== Data provided ==
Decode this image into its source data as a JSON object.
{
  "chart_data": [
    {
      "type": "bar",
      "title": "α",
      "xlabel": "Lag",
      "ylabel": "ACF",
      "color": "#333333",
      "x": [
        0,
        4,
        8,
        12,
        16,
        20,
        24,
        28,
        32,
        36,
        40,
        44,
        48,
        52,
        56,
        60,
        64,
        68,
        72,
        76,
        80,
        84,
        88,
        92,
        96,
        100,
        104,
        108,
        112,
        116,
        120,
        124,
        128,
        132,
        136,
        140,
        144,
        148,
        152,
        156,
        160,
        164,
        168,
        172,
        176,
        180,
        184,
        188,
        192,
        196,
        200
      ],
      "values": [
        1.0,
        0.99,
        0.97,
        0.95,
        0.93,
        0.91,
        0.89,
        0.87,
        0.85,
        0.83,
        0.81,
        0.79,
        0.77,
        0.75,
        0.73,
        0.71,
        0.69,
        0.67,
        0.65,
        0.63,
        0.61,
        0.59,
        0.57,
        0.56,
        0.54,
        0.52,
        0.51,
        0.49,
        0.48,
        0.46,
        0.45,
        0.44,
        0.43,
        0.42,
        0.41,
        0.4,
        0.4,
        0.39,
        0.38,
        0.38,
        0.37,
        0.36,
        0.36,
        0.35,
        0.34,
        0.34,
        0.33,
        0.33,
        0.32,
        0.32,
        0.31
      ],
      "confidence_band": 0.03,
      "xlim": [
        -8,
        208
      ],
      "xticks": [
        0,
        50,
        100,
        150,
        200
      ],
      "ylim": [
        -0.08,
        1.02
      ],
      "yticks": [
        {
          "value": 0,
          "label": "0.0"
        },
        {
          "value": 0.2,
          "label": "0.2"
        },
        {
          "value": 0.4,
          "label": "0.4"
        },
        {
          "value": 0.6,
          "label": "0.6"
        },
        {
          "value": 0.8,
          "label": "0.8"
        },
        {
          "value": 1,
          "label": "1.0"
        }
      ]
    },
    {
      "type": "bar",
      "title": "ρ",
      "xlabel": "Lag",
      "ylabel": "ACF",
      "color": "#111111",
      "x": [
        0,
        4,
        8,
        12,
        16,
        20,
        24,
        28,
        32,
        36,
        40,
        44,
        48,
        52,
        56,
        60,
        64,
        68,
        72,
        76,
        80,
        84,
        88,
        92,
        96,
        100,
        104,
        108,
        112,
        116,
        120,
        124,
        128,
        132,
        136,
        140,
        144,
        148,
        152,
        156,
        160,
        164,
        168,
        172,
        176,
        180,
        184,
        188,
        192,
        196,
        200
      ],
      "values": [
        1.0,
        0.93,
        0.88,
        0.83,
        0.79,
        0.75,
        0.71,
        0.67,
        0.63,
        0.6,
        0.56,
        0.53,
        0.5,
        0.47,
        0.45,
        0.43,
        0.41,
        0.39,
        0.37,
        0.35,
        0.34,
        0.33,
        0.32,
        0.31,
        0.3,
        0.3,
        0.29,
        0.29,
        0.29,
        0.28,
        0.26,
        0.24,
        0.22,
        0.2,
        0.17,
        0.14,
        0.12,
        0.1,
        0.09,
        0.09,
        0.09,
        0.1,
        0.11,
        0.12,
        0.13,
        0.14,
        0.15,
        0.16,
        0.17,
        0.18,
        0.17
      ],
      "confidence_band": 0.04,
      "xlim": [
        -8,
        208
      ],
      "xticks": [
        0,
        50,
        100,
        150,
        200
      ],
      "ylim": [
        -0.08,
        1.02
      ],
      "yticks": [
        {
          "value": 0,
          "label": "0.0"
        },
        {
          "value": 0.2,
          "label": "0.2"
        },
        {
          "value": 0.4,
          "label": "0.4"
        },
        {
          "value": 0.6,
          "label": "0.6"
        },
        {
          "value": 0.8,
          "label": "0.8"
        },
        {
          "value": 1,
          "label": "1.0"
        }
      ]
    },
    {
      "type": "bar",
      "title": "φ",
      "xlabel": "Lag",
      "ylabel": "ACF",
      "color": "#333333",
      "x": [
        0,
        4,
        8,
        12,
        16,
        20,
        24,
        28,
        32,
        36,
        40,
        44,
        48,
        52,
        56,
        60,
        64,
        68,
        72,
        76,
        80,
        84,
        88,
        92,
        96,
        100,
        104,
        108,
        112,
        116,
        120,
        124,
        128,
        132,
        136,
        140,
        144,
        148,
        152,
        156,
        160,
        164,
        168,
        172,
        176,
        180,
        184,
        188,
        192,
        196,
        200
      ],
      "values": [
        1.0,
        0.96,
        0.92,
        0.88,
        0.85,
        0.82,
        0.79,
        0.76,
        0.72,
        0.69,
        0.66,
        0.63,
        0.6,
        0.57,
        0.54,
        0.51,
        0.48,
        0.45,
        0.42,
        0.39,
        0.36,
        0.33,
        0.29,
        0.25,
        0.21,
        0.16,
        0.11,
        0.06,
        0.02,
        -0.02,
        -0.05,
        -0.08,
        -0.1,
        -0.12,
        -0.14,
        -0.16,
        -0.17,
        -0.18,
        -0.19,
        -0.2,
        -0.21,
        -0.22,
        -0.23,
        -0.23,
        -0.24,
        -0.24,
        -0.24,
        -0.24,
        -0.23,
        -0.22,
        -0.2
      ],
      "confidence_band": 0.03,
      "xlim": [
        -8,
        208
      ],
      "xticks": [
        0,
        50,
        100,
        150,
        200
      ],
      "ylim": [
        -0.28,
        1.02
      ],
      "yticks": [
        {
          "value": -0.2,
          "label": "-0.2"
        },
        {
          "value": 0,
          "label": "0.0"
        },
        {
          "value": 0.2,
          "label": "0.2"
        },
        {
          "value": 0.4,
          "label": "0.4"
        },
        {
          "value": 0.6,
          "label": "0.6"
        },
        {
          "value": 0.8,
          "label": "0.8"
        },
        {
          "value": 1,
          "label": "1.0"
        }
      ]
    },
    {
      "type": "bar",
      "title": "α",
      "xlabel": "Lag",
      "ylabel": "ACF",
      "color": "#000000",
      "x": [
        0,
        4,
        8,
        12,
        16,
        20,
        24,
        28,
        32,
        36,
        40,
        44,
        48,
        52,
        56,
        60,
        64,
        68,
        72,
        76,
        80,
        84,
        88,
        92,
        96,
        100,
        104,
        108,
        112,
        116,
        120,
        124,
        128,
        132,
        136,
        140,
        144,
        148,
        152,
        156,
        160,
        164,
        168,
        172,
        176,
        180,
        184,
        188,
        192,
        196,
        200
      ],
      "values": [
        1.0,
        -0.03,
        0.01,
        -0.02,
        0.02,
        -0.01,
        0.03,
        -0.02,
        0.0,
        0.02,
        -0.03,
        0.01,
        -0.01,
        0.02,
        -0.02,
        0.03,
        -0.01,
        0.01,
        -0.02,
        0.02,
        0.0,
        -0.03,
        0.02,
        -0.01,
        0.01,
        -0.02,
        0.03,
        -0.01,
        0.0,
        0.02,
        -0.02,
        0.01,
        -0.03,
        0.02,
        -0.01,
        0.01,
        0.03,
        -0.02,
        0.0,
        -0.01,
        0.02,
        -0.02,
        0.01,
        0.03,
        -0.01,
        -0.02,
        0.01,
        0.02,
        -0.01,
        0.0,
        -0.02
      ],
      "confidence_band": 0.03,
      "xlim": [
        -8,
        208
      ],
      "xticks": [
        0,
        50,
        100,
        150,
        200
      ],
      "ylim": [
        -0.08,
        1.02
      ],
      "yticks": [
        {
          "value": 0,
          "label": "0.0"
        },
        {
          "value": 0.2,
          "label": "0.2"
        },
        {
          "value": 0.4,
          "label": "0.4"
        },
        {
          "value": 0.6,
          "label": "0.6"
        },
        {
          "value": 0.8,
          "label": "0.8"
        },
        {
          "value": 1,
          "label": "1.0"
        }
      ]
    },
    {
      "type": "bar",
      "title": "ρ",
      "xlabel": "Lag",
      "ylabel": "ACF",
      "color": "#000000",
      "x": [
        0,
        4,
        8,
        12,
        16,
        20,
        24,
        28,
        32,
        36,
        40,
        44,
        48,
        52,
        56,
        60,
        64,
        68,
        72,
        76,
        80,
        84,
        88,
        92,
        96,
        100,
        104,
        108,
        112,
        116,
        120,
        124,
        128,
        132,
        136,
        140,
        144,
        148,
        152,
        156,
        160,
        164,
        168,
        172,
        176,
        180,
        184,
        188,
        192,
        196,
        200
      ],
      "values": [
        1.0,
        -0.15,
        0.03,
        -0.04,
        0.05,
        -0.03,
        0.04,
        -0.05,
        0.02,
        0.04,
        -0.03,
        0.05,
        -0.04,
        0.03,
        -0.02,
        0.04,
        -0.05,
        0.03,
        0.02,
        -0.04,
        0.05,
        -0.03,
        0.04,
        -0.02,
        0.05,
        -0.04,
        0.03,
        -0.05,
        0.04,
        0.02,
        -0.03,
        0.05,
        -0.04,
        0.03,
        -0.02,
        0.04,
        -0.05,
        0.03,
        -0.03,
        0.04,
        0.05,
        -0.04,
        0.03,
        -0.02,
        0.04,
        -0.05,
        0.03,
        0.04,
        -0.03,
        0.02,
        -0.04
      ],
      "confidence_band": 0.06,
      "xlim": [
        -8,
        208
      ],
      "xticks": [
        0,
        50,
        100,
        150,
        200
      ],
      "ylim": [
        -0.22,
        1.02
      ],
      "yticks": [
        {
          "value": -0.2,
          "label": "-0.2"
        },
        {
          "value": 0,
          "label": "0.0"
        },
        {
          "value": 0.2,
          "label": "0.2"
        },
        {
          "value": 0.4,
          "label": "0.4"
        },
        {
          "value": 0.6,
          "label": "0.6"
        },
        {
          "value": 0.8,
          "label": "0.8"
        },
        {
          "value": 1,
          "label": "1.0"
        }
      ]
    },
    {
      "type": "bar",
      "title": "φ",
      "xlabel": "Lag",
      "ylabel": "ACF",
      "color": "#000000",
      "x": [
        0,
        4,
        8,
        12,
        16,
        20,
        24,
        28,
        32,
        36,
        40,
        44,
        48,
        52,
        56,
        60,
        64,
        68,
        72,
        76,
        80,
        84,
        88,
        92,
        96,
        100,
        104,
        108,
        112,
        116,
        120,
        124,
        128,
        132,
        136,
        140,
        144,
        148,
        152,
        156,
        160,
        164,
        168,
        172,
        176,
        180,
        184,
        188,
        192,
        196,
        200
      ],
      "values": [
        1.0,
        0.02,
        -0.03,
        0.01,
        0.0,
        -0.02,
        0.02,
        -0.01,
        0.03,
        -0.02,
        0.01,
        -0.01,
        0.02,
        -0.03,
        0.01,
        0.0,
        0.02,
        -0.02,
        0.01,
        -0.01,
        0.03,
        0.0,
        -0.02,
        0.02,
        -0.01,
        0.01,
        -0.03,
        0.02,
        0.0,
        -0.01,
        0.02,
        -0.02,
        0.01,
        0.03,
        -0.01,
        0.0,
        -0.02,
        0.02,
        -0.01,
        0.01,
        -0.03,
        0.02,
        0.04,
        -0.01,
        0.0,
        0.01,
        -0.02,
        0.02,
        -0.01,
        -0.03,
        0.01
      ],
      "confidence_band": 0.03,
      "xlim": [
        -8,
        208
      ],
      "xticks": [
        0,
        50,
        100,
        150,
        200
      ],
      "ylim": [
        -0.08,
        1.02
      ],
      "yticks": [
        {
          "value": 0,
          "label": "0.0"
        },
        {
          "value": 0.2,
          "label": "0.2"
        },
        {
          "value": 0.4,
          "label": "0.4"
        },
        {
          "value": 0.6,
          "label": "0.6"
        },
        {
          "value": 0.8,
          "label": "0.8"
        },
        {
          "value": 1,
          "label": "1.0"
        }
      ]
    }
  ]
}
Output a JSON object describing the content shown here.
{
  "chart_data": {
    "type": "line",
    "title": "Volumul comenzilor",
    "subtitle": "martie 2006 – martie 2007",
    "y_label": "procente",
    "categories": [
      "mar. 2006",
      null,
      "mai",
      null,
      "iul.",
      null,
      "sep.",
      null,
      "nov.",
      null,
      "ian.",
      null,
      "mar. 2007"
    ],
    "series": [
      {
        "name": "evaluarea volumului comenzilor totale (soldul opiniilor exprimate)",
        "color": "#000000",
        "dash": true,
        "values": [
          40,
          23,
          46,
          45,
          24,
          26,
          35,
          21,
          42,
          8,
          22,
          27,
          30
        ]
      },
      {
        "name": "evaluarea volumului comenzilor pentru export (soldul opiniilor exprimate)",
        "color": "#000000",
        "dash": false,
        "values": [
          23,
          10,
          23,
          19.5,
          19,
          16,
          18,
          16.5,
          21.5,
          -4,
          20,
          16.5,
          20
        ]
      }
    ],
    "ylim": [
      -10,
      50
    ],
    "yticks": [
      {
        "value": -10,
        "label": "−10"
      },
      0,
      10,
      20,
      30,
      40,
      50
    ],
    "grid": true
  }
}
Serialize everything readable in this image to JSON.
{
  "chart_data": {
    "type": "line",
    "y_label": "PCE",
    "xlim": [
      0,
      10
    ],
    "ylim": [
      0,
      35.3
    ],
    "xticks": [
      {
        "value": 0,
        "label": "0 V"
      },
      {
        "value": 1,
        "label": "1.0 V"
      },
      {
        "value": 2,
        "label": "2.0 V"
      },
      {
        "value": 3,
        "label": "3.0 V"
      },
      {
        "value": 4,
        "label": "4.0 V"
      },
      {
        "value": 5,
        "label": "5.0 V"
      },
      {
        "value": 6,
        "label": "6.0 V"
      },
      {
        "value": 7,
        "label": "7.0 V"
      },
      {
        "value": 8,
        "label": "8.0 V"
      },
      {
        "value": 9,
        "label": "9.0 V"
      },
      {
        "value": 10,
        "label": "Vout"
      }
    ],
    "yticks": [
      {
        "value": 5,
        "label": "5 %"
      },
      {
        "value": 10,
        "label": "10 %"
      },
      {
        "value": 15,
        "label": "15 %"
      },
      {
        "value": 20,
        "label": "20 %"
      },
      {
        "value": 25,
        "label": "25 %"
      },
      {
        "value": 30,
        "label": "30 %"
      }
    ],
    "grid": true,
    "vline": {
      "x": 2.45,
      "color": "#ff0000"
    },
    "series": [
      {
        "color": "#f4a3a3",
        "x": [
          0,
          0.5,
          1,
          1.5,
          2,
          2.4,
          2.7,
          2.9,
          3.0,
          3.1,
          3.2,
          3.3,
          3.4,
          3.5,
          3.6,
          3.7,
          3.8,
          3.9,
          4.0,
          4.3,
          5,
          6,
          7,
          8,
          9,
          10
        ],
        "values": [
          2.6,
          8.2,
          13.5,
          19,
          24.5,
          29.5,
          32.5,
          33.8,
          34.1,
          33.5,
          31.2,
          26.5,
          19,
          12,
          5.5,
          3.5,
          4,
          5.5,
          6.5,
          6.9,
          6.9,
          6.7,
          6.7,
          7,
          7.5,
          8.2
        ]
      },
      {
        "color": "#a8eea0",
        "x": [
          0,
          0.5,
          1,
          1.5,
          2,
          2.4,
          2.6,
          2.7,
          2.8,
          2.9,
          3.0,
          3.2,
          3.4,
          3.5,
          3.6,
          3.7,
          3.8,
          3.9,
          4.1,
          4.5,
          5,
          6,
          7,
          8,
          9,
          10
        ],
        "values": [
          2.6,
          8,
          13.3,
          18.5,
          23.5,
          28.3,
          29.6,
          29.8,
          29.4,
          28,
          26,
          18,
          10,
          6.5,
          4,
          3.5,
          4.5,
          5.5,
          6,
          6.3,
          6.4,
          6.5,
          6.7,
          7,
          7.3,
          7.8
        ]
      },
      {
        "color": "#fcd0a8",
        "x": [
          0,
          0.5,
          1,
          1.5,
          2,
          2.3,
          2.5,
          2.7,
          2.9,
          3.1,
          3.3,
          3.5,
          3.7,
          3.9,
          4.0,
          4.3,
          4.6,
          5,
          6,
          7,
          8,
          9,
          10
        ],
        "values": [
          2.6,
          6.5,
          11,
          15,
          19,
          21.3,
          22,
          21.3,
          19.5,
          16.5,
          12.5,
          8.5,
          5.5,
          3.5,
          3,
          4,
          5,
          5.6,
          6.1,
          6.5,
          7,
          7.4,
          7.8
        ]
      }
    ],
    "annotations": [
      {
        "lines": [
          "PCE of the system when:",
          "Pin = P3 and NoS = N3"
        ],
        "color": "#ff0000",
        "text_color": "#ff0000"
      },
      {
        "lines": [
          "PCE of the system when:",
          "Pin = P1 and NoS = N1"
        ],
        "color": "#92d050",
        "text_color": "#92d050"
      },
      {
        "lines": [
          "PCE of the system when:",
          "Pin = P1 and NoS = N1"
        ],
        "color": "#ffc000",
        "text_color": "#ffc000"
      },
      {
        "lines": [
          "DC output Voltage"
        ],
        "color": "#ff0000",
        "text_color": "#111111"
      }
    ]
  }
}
===
▶ [Written problem]:
Report how many lines in the listing above include the word "comenzilor". Give nothing but the number.

▶ [Expected answer]:
3